#### Your instructions:
All of the entries must be duplicated exactly.

* * * * * * * * *

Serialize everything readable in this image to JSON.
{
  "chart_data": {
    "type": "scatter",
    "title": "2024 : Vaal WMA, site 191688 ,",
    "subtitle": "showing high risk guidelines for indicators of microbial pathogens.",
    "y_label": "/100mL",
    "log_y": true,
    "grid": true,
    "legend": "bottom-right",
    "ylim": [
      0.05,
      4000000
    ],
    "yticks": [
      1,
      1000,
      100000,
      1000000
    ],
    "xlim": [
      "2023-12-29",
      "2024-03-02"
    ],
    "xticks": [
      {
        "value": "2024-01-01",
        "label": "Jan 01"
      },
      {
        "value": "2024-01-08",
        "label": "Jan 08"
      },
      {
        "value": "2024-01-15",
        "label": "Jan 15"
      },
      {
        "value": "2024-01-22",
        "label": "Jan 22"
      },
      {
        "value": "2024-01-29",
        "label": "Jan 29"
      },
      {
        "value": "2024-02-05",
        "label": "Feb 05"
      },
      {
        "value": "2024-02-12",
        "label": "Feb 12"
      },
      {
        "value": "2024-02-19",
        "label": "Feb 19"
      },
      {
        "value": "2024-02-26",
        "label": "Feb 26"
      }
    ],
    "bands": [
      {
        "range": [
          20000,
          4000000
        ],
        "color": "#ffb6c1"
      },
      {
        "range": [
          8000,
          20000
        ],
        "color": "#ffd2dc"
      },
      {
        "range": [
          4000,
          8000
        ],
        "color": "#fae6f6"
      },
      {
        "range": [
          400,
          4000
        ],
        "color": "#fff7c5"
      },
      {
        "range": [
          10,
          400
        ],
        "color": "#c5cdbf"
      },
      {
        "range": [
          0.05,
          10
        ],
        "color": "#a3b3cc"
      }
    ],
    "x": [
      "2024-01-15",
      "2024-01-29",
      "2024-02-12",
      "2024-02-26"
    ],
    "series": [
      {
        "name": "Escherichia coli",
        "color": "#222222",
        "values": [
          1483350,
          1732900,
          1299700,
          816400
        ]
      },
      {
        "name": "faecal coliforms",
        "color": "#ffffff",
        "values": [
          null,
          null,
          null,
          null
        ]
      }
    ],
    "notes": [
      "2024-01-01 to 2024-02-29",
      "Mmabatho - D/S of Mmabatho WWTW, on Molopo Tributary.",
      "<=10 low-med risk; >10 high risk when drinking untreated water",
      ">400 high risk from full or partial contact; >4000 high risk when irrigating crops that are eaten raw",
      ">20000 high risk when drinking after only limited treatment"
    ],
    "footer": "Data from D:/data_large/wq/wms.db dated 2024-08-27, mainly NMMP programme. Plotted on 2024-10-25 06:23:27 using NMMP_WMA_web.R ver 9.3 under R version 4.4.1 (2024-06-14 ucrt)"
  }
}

* * * * * * * * *

#### Response to this task:
Serialize everything readable in this image to JSON.
{
  "chart_data": {
    "type": "scatter",
    "title": "2024 : Vaal WMA, site 191688 ,",
    "subtitle": "showing high risk guidelines for indicators of microbial pathogens.",
    "y_label": "/100mL",
    "log_y": true,
    "grid": true,
    "legend": "bottom-right",
    "ylim": [
      0.05,
      4000000
    ],
    "yticks": [
      1,
      1000,
      100000,
      1000000
    ],
    "xlim": [
      "2023-12-29",
      "2024-03-02"
    ],
    "xticks": [
      {
        "value": "2024-01-01",
        "label": "Jan 01"
      },
      {
        "value": "2024-01-08",
        "label": "Jan 08"
      },
      {
        "value": "2024-01-15",
        "label": "Jan 15"
      },
      {
        "value": "2024-01-22",
        "label": "Jan 22"
      },
      {
        "value": "2024-01-29",
        "label": "Jan 29"
      },
      {
        "value": "2024-02-05",
        "label": "Feb 05"
      },
      {
        "value": "2024-02-12",
        "label": "Feb 12"
      },
      {
        "value": "2024-02-19",
        "label": "Feb 19"
      },
      {
        "value": "2024-02-26",
        "label": "Feb 26"
      }
    ],
    "bands": [
      {
        "range": [
          20000,
          4000000
        ],
        "color": "#ffb6c1"
      },
      {
        "range": [
          8000,
          20000
        ],
        "color": "#ffd2dc"
      },
      {
        "range": [
          4000,
          8000
        ],
        "color": "#fae6f6"
      },
      {
        "range": [
          400,
          4000
        ],
        "color": "#fff7c5"
      },
      {
        "range": [
          10,
          400
        ],
        "color": "#c5cdbf"
      },
      {
        "range": [
          0.05,
          10
        ],
        "color": "#a3b3cc"
      }
    ],
    "x": [
      "2024-01-15",
      "2024-01-29",
      "2024-02-12",
      "2024-02-26"
    ],
    "series": [
      {
        "name": "Escherichia coli",
        "color": "#222222",
        "values": [
          1483350,
          1732900,
          1299700,
          816400
        ]
      },
      {
        "name": "faecal coliforms",
        "color": "#ffffff",
        "values": [
          null,
          null,
          null,
          null
        ]
      }
    ],
    "notes": [
      "2024-01-01 to 2024-02-29",
      "Mmabatho - D/S of Mmabatho WWTW, on Molopo Tributary.",
      "<=10 low-med risk; >10 high risk when drinking untreated water",
      ">400 high risk from full or partial contact; >4000 high risk when irrigating crops that are eaten raw",
      ">20000 high risk when drinking after only limited treatment"
    ],
    "footer": "Data from D:/data_large/wq/wms.db dated 2024-08-27, mainly NMMP programme. Plotted on 2024-10-25 06:23:27 using NMMP_WMA_web.R ver 9.3 under R version 4.4.1 (2024-06-14 ucrt)"
  }
}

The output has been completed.